- **Task goal**: Output each entry that follows exactly. Images stay out.
————————
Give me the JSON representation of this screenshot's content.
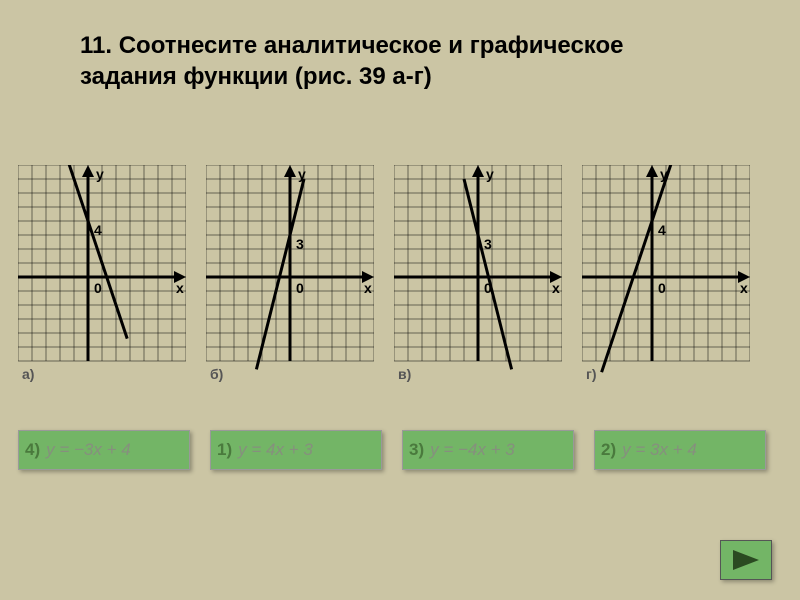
{
  "background_color": "#cbc5a4",
  "title": "11. Соотнесите аналитическое и графическое задания функции (рис. 39 а-г)",
  "title_fontsize": 24,
  "grid": {
    "cols": 12,
    "rows": 14,
    "cell": 14,
    "bg": "#cbc5a4",
    "grid_color": "#000000",
    "axis_color": "#000000",
    "axis_width": 3,
    "line_color": "#000000",
    "line_width": 3,
    "label_color": "#000000",
    "label_fontsize": 14
  },
  "charts": [
    {
      "id": "a",
      "label": "а)",
      "origin_col": 5,
      "y_tick": {
        "val": 4,
        "col": 5
      },
      "line": {
        "slope": -3,
        "intercept": 4,
        "x_from": -1.4,
        "x_to": 2.8
      }
    },
    {
      "id": "b",
      "label": "б)",
      "origin_col": 6,
      "y_tick": {
        "val": 3,
        "col": 6
      },
      "line": {
        "slope": 4,
        "intercept": 3,
        "x_from": -2.4,
        "x_to": 1.0
      }
    },
    {
      "id": "v",
      "label": "в)",
      "origin_col": 6,
      "y_tick": {
        "val": 3,
        "col": 6
      },
      "line": {
        "slope": -4,
        "intercept": 3,
        "x_from": -1.0,
        "x_to": 2.4
      }
    },
    {
      "id": "g",
      "label": "г)",
      "origin_col": 5,
      "y_tick": {
        "val": 4,
        "col": 5
      },
      "line": {
        "slope": 3,
        "intercept": 4,
        "x_from": -3.6,
        "x_to": 1.5
      }
    }
  ],
  "answers": [
    {
      "num": "4)",
      "formula": "y = −3x + 4"
    },
    {
      "num": "1)",
      "formula": "y = 4x + 3"
    },
    {
      "num": "3)",
      "formula": "y = −4x + 3"
    },
    {
      "num": "2)",
      "formula": "y = 3x + 4"
    }
  ],
  "answer_style": {
    "bg": "#73b566",
    "num_color": "#4a7a3d",
    "formula_color": "#868f7e",
    "fontsize": 17,
    "width": 172,
    "height": 40
  },
  "nav": {
    "bg": "#73b566",
    "arrow_color": "#2b4a22"
  }
}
————————
- **Exercise result**:
Give me the JSON representation of this screenshot's content.
{
  "background_color": "#cbc5a4",
  "title": "11. Соотнесите аналитическое и графическое задания функции (рис. 39 а-г)",
  "title_fontsize": 24,
  "grid": {
    "cols": 12,
    "rows": 14,
    "cell": 14,
    "bg": "#cbc5a4",
    "grid_color": "#000000",
    "axis_color": "#000000",
    "axis_width": 3,
    "line_color": "#000000",
    "line_width": 3,
    "label_color": "#000000",
    "label_fontsize": 14
  },
  "charts": [
    {
      "id": "a",
      "label": "а)",
      "origin_col": 5,
      "y_tick": {
        "val": 4,
        "col": 5
      },
      "line": {
        "slope": -3,
        "intercept": 4,
        "x_from": -1.4,
        "x_to": 2.8
      }
    },
    {
      "id": "b",
      "label": "б)",
      "origin_col": 6,
      "y_tick": {
        "val": 3,
        "col": 6
      },
      "line": {
        "slope": 4,
        "intercept": 3,
        "x_from": -2.4,
        "x_to": 1.0
      }
    },
    {
      "id": "v",
      "label": "в)",
      "origin_col": 6,
      "y_tick": {
        "val": 3,
        "col": 6
      },
      "line": {
        "slope": -4,
        "intercept": 3,
        "x_from": -1.0,
        "x_to": 2.4
      }
    },
    {
      "id": "g",
      "label": "г)",
      "origin_col": 5,
      "y_tick": {
        "val": 4,
        "col": 5
      },
      "line": {
        "slope": 3,
        "intercept": 4,
        "x_from": -3.6,
        "x_to": 1.5
      }
    }
  ],
  "answers": [
    {
      "num": "4)",
      "formula": "y = −3x + 4"
    },
    {
      "num": "1)",
      "formula": "y = 4x + 3"
    },
    {
      "num": "3)",
      "formula": "y = −4x + 3"
    },
    {
      "num": "2)",
      "formula": "y = 3x + 4"
    }
  ],
  "answer_style": {
    "bg": "#73b566",
    "num_color": "#4a7a3d",
    "formula_color": "#868f7e",
    "fontsize": 17,
    "width": 172,
    "height": 40
  },
  "nav": {
    "bg": "#73b566",
    "arrow_color": "#2b4a22"
  }
}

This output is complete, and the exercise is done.